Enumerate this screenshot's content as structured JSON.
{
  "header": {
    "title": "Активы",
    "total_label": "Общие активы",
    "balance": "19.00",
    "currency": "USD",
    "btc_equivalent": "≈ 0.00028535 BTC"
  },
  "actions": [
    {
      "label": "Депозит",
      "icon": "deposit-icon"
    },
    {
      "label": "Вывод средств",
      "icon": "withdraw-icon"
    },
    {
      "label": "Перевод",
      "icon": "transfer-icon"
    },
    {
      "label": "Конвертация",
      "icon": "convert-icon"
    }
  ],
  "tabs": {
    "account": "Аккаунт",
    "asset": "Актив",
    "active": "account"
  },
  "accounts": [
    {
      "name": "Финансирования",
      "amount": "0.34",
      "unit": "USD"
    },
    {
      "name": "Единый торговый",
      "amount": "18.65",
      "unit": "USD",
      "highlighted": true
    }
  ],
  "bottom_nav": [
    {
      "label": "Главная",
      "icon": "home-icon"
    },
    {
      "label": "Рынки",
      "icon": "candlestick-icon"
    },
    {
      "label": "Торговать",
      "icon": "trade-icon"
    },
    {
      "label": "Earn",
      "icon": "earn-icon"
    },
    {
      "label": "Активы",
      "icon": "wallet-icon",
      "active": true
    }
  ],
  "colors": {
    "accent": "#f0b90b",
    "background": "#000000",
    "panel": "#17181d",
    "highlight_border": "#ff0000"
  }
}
---
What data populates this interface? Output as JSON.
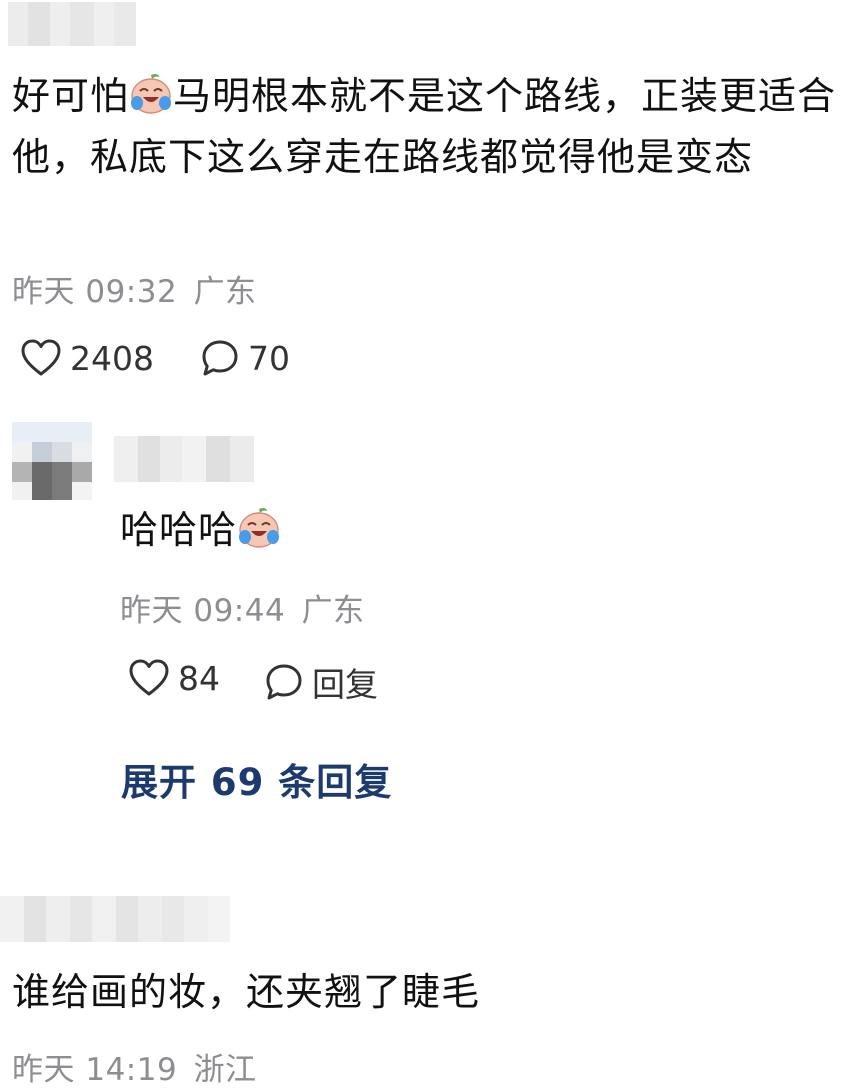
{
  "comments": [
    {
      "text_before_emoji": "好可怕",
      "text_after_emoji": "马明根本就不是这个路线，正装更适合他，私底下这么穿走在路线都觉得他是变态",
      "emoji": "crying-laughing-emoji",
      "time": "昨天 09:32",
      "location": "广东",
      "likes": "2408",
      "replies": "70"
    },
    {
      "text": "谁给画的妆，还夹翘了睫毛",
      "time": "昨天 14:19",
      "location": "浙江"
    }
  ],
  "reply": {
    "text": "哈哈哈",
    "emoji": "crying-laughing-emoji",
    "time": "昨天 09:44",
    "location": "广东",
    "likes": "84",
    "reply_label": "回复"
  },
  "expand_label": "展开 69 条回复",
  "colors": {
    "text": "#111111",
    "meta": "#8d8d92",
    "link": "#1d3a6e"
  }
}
--
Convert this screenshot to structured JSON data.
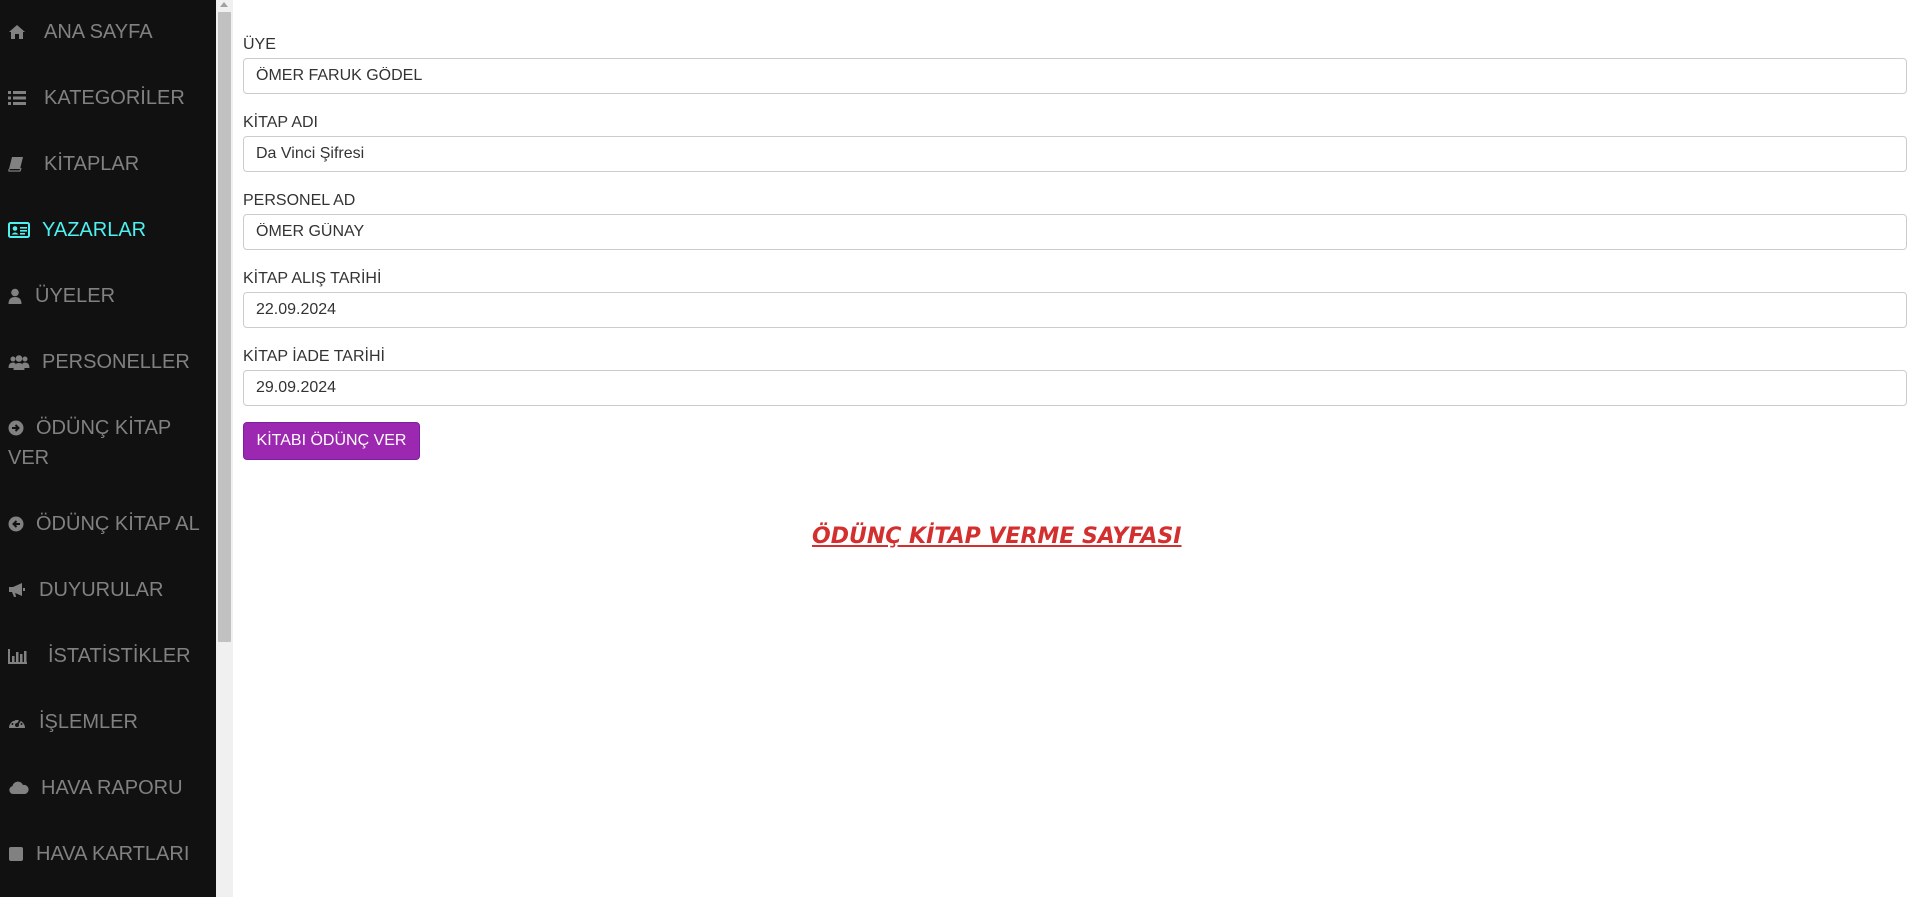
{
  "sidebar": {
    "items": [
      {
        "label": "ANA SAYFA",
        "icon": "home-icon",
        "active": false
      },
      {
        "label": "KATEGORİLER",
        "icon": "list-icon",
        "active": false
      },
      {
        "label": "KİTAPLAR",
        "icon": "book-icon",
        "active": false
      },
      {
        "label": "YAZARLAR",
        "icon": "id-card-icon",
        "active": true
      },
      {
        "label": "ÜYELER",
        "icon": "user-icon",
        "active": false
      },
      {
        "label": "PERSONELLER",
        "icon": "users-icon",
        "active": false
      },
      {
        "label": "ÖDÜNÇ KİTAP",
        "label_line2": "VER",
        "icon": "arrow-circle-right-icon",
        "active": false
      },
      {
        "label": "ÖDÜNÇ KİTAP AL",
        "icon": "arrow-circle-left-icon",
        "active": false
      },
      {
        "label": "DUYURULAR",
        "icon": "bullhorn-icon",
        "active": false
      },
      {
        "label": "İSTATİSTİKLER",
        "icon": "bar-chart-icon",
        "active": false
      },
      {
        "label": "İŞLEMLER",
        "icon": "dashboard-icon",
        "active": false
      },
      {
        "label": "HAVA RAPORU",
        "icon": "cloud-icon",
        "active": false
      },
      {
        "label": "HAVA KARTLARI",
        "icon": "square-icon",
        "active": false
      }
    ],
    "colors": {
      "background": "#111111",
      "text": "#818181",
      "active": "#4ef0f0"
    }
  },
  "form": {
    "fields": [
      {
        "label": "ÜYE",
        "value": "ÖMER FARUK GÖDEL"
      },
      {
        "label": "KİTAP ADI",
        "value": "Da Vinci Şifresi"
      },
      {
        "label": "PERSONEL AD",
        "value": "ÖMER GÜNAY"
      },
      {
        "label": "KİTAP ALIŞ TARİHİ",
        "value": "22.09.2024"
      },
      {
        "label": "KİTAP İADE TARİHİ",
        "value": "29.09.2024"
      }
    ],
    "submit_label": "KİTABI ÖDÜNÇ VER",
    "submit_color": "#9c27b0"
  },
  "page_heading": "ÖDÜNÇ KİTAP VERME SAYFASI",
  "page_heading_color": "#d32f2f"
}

* _WHAT TO PRODUCE_
Lines holding the word "TARİHİ" should be counted across the entries; state only how many there are.

* _RESULT OF THIS TASK_
2